BEGIN
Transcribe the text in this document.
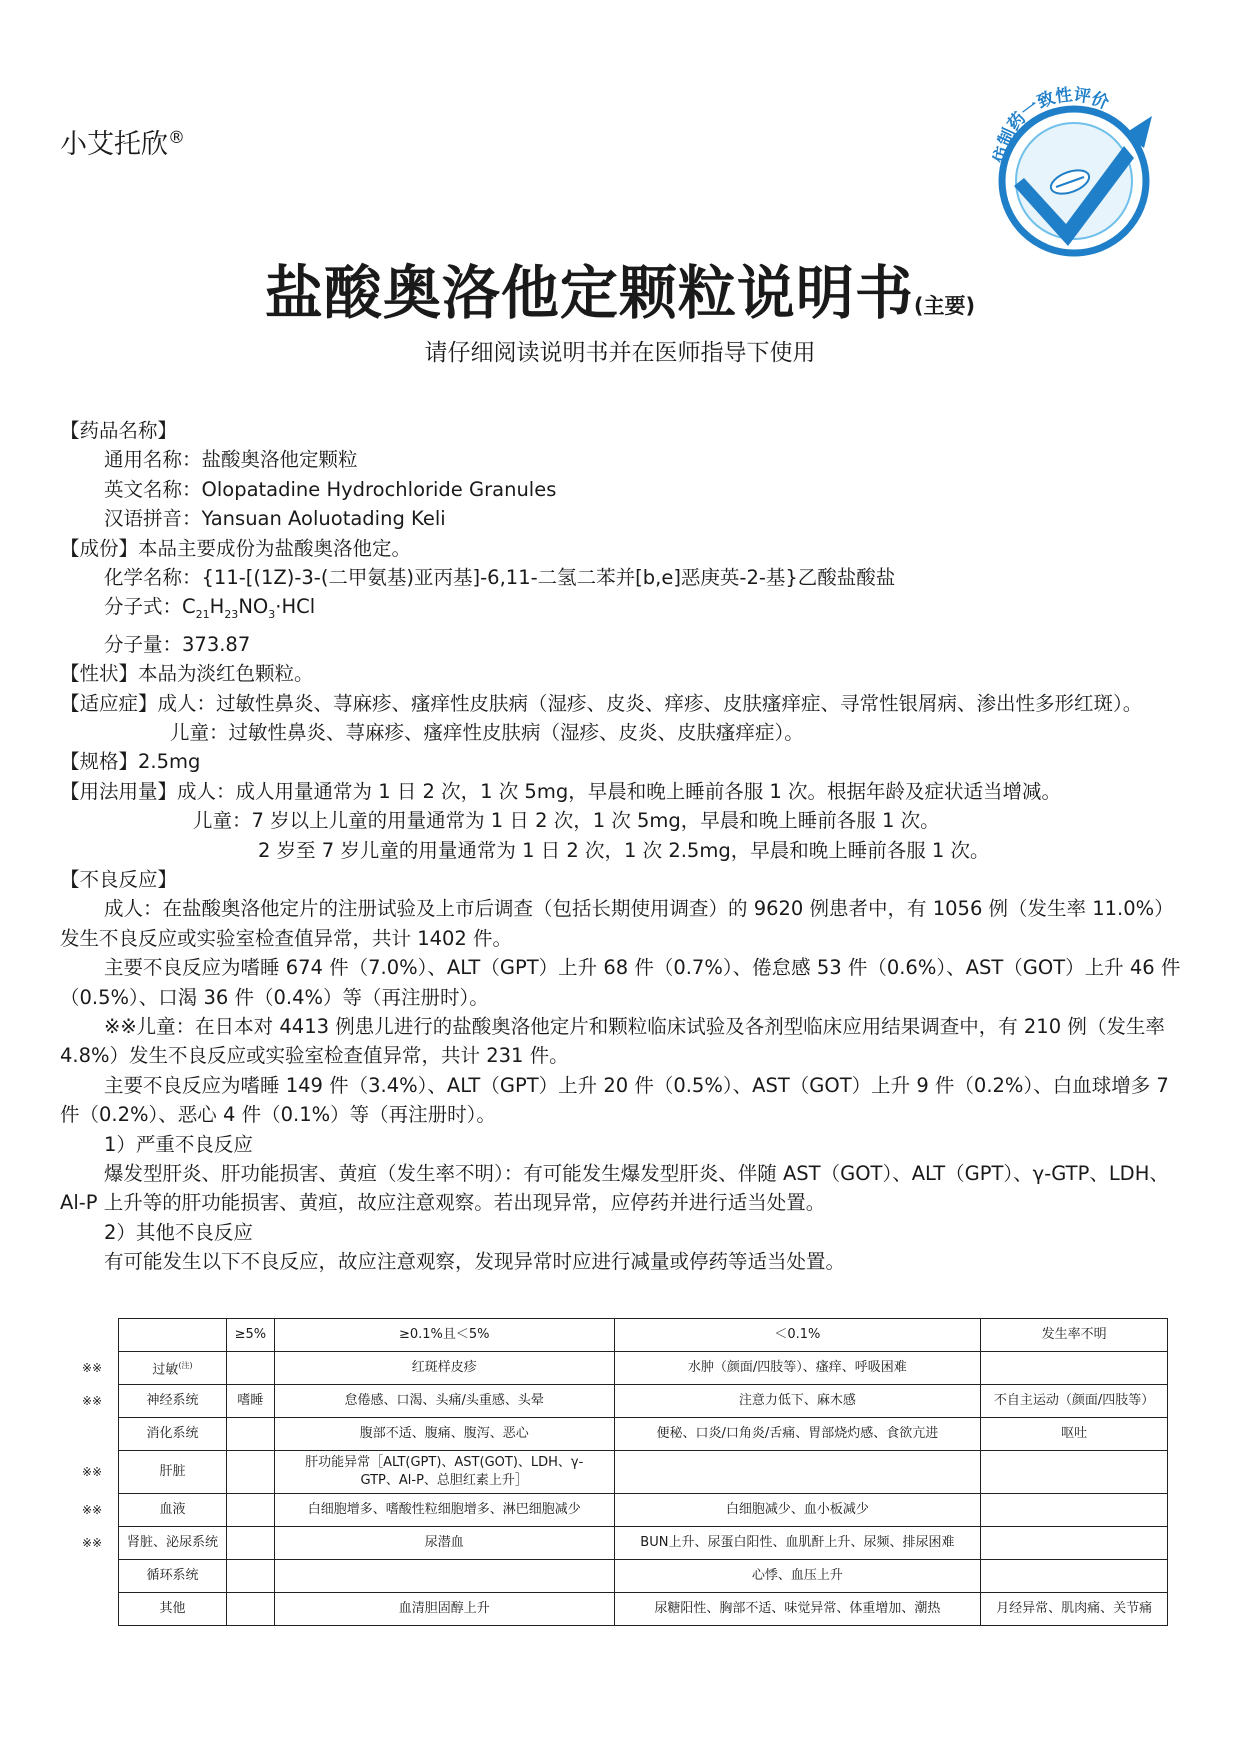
小艾托欣®
仿制药一致性评价
盐酸奥洛他定颗粒说明书(主要)
请仔细阅读说明书并在医师指导下使用

【药品名称】

通用名称：盐酸奥洛他定颗粒

英文名称：Olopatadine Hydrochloride Granules

汉语拼音：Yansuan Aoluotading Keli

【成份】本品主要成份为盐酸奥洛他定。

化学名称：{11-[(1Z)-3-(二甲氨基)亚丙基]-6,11-二氢二苯并[b,e]恶庚英-2-基}乙酸盐酸盐

分子式：$C_{21}H_{23}NO_3\cdot HCl$

分子量：373.87

【性状】本品为淡红色颗粒。

【适应症】成人：过敏性鼻炎、荨麻疹、瘙痒性皮肤病（湿疹、皮炎、痒疹、皮肤瘙痒症、寻常性银屑病、渗出性多形红斑）。

儿童：过敏性鼻炎、荨麻疹、瘙痒性皮肤病（湿疹、皮炎、皮肤瘙痒症）。

【规格】2.5mg

【用法用量】成人：成人用量通常为 1 日 2 次，1 次 5mg，早晨和晚上睡前各服 1 次。根据年龄及症状适当增减。

儿童：7 岁以上儿童的用量通常为 1 日 2 次，1 次 5mg，早晨和晚上睡前各服 1 次。

2 岁至 7 岁儿童的用量通常为 1 日 2 次，1 次 2.5mg，早晨和晚上睡前各服 1 次。

【不良反应】

成人：在盐酸奥洛他定片的注册试验及上市后调查（包括长期使用调查）的 9620 例患者中，有 1056 例（发生率 11.0%）发生不良反应或实验室检查值异常，共计 1402 件。

主要不良反应为嗜睡 674 件（7.0%）、ALT（GPT）上升 68 件（0.7%）、倦怠感 53 件（0.6%）、AST（GOT）上升 46 件（0.5%）、口渴 36 件（0.4%）等（再注册时）。

※※儿童：在日本对 4413 例患儿进行的盐酸奥洛他定片和颗粒临床试验及各剂型临床应用结果调查中，有 210 例（发生率 4.8%）发生不良反应或实验室检查值异常，共计 231 件。

主要不良反应为嗜睡 149 件（3.4%）、ALT（GPT）上升 20 件（0.5%）、AST（GOT）上升 9 件（0.2%）、白血球增多 7 件（0.2%）、恶心 4 件（0.1%）等（再注册时）。

1）严重不良反应

爆发型肝炎、肝功能损害、黄疸（发生率不明）：有可能发生爆发型肝炎、伴随 AST（GOT）、ALT（GPT）、γ-GTP、LDH、Al-P 上升等的肝功能损害、黄疸，故应注意观察。若出现异常，应停药并进行适当处置。

2）其他不良反应

有可能发生以下不良反应，故应注意观察，发现异常时应进行减量或停药等适当处置。

	≥5%	≥0.1%且＜5%	＜0.1%	发生率不明

※※ 过敏$^{(注)}$		红斑样皮疹	水肿（颜面/四肢等）、瘙痒、呼吸困难	

※※ 神经系统	嗜睡	怠倦感、口渴、头痛/头重感、头晕	注意力低下、麻木感	不自主运动（颜面/四肢等）

消化系统		腹部不适、腹痛、腹泻、恶心	便秘、口炎/口角炎/舌痛、胃部烧灼感、食欲亢进	呕吐

※※ 肝脏		肝功能异常［ALT(GPT)、AST(GOT)、LDH、γ-GTP、Al-P、总胆红素上升］		

※※ 血液		白细胞增多、嗜酸性粒细胞增多、淋巴细胞减少	白细胞减少、血小板减少	

※※ 肾脏、泌尿系统		尿潜血	BUN上升、尿蛋白阳性、血肌酐上升、尿频、排尿困难	

循环系统			心悸、血压上升	

其他		血清胆固醇上升	尿糖阳性、胸部不适、味觉异常、体重增加、潮热	月经异常、肌肉痛、关节痛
END
# THE REQUEST
Copy the material above exactly and drop the pictures.

# SOLUTION TO THE EXERCISE
Transcribe the text in this document.
小艾托欣®
仿制药一致性评价
盐酸奥洛他定颗粒说明书(主要)
请仔细阅读说明书并在医师指导下使用

【药品名称】

通用名称：盐酸奥洛他定颗粒

英文名称：Olopatadine Hydrochloride Granules

汉语拼音：Yansuan Aoluotading Keli

【成份】本品主要成份为盐酸奥洛他定。

化学名称：{11-[(1Z)-3-(二甲氨基)亚丙基]-6,11-二氢二苯并[b,e]恶庚英-2-基}乙酸盐酸盐

分子式：$C_{21}H_{23}NO_3\cdot HCl$

分子量：373.87

【性状】本品为淡红色颗粒。

【适应症】成人：过敏性鼻炎、荨麻疹、瘙痒性皮肤病（湿疹、皮炎、痒疹、皮肤瘙痒症、寻常性银屑病、渗出性多形红斑）。

儿童：过敏性鼻炎、荨麻疹、瘙痒性皮肤病（湿疹、皮炎、皮肤瘙痒症）。

【规格】2.5mg

【用法用量】成人：成人用量通常为 1 日 2 次，1 次 5mg，早晨和晚上睡前各服 1 次。根据年龄及症状适当增减。

儿童：7 岁以上儿童的用量通常为 1 日 2 次，1 次 5mg，早晨和晚上睡前各服 1 次。

2 岁至 7 岁儿童的用量通常为 1 日 2 次，1 次 2.5mg，早晨和晚上睡前各服 1 次。

【不良反应】

成人：在盐酸奥洛他定片的注册试验及上市后调查（包括长期使用调查）的 9620 例患者中，有 1056 例（发生率 11.0%）发生不良反应或实验室检查值异常，共计 1402 件。

主要不良反应为嗜睡 674 件（7.0%）、ALT（GPT）上升 68 件（0.7%）、倦怠感 53 件（0.6%）、AST（GOT）上升 46 件（0.5%）、口渴 36 件（0.4%）等（再注册时）。

※※儿童：在日本对 4413 例患儿进行的盐酸奥洛他定片和颗粒临床试验及各剂型临床应用结果调查中，有 210 例（发生率 4.8%）发生不良反应或实验室检查值异常，共计 231 件。

主要不良反应为嗜睡 149 件（3.4%）、ALT（GPT）上升 20 件（0.5%）、AST（GOT）上升 9 件（0.2%）、白血球增多 7 件（0.2%）、恶心 4 件（0.1%）等（再注册时）。

1）严重不良反应

爆发型肝炎、肝功能损害、黄疸（发生率不明）：有可能发生爆发型肝炎、伴随 AST（GOT）、ALT（GPT）、γ-GTP、LDH、Al-P 上升等的肝功能损害、黄疸，故应注意观察。若出现异常，应停药并进行适当处置。

2）其他不良反应

有可能发生以下不良反应，故应注意观察，发现异常时应进行减量或停药等适当处置。

	≥5%	≥0.1%且＜5%	＜0.1%	发生率不明

※※ 过敏$^{(注)}$		红斑样皮疹	水肿（颜面/四肢等）、瘙痒、呼吸困难	

※※ 神经系统	嗜睡	怠倦感、口渴、头痛/头重感、头晕	注意力低下、麻木感	不自主运动（颜面/四肢等）

消化系统		腹部不适、腹痛、腹泻、恶心	便秘、口炎/口角炎/舌痛、胃部烧灼感、食欲亢进	呕吐

※※ 肝脏		肝功能异常［ALT(GPT)、AST(GOT)、LDH、γ-GTP、Al-P、总胆红素上升］		

※※ 血液		白细胞增多、嗜酸性粒细胞增多、淋巴细胞减少	白细胞减少、血小板减少	

※※ 肾脏、泌尿系统		尿潜血	BUN上升、尿蛋白阳性、血肌酐上升、尿频、排尿困难	

循环系统			心悸、血压上升	

其他		血清胆固醇上升	尿糖阳性、胸部不适、味觉异常、体重增加、潮热	月经异常、肌肉痛、关节痛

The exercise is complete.